▶ _Exercise prompt_:
Look through the material below, count the lines containing the word "There", and state only the count.

▶ _Material for the task_:
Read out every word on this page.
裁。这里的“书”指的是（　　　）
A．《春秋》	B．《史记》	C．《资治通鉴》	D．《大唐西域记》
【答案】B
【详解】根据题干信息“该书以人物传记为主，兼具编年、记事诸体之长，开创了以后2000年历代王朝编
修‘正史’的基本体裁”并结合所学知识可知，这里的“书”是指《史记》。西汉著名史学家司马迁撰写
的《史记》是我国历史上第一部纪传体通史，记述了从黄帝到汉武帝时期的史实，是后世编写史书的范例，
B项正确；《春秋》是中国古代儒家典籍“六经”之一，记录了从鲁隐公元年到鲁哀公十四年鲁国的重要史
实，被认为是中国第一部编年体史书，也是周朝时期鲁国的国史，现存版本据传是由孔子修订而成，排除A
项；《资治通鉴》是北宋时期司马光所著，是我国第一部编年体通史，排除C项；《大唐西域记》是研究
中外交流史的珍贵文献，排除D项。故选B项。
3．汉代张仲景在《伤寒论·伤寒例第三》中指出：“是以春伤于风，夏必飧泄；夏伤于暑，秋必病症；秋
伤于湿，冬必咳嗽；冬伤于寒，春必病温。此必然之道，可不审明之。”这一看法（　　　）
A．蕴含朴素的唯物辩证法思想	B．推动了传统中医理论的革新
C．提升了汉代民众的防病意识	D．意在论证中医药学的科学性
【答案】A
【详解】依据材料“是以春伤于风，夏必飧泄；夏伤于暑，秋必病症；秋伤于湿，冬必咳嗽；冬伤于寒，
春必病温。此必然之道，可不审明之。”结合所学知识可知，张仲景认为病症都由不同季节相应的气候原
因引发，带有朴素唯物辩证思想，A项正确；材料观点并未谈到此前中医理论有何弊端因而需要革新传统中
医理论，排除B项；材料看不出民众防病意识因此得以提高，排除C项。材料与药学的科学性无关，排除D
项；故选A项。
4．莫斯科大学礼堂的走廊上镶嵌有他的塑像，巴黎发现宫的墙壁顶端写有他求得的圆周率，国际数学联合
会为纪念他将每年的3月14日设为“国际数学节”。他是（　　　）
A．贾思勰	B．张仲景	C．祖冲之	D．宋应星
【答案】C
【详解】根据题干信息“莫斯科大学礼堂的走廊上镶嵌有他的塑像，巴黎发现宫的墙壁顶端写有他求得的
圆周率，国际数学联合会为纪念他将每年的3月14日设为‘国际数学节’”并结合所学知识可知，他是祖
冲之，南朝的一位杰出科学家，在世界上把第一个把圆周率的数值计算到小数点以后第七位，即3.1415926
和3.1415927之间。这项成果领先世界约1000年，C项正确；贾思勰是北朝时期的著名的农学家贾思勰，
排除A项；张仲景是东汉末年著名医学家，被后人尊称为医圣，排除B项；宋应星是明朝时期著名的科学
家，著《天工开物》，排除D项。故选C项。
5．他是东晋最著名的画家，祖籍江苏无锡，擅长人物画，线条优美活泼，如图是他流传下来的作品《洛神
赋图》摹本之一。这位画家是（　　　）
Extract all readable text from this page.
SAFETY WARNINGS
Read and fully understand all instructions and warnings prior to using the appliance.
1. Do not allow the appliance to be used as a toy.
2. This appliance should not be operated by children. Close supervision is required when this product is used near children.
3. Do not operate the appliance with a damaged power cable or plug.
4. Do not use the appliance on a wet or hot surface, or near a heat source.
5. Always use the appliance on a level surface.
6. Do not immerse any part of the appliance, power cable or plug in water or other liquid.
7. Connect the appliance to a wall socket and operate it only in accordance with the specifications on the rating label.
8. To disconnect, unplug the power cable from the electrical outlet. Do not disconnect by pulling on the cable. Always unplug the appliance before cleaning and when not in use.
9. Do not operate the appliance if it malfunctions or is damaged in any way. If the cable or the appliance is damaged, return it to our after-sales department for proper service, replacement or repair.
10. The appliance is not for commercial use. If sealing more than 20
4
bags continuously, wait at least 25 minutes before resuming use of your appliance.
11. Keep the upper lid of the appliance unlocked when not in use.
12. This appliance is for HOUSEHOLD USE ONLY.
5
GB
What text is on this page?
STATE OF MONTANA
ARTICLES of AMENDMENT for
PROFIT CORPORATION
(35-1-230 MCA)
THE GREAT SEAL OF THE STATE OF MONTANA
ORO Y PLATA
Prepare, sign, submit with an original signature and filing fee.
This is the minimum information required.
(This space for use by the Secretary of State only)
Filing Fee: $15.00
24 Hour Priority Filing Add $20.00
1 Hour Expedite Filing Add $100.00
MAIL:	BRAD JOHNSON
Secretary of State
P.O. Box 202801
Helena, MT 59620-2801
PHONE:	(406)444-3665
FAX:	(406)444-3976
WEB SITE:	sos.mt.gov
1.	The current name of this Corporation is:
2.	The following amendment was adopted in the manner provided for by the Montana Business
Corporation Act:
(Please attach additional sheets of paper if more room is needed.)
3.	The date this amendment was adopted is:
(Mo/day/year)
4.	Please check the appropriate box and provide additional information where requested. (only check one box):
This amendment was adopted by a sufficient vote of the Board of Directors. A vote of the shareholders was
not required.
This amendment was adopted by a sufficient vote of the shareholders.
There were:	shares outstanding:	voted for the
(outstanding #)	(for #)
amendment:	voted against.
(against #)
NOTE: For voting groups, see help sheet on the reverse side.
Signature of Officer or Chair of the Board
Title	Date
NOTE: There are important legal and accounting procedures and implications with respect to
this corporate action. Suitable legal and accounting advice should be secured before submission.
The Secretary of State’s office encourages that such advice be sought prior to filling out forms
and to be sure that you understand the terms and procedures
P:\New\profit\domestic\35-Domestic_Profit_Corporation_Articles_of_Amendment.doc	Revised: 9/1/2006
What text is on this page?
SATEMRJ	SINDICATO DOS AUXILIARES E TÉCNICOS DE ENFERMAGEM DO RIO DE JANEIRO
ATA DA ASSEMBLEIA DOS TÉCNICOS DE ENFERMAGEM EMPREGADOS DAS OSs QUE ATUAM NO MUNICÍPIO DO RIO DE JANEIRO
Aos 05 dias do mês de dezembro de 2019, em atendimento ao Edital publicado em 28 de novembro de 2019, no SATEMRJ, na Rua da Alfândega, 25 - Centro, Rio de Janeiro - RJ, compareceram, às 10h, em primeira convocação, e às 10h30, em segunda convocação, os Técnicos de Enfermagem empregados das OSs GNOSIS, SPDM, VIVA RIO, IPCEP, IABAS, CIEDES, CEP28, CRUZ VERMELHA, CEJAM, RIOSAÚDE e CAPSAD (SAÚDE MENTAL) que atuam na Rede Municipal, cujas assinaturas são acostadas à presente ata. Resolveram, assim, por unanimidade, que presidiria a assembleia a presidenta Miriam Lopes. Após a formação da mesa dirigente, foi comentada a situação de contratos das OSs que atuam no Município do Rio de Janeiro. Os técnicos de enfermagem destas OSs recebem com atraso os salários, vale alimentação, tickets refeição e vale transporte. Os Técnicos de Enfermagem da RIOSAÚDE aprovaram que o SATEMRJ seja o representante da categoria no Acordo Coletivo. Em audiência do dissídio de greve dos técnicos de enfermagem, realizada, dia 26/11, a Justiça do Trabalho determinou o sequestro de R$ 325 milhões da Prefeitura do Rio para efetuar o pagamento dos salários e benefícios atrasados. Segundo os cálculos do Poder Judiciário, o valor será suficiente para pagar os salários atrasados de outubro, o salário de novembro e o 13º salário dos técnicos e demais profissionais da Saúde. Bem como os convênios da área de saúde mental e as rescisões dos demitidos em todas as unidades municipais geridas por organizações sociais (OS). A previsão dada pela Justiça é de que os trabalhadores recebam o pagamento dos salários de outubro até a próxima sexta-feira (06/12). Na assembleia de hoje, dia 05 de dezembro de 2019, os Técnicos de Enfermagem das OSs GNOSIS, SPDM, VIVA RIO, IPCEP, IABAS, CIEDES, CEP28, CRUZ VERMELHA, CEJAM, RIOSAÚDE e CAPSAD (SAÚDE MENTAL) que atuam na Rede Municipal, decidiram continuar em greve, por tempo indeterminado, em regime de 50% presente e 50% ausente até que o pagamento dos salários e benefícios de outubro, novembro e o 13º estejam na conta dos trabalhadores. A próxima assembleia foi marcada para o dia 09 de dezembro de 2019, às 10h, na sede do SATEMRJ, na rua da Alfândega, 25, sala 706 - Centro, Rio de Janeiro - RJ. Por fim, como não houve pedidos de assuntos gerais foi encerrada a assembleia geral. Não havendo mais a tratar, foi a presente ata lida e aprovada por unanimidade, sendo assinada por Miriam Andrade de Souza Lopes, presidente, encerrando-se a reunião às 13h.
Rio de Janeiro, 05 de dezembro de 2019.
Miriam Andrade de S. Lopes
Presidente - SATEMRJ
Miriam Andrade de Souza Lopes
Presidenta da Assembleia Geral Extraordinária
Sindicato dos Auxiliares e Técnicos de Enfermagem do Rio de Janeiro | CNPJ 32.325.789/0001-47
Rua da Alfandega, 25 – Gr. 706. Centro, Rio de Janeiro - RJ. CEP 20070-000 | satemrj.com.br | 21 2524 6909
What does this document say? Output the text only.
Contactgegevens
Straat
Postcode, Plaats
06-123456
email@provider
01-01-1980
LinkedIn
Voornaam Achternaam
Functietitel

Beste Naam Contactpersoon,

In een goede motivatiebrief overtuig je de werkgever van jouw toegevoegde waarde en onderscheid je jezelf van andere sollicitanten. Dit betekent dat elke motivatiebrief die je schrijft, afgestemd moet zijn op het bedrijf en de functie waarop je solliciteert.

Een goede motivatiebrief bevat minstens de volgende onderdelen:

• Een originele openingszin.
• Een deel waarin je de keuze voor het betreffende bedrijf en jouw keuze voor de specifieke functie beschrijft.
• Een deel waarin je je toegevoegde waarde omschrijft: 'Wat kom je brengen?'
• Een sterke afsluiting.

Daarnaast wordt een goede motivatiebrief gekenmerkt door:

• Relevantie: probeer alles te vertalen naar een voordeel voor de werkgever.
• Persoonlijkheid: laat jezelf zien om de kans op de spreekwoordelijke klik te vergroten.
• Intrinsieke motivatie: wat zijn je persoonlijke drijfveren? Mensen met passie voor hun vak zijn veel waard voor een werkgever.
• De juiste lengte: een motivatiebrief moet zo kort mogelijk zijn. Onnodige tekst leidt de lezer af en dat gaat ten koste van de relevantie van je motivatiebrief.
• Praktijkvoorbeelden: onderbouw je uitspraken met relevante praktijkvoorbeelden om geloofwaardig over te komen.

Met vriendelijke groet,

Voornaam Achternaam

▶ _Worked solution_:
2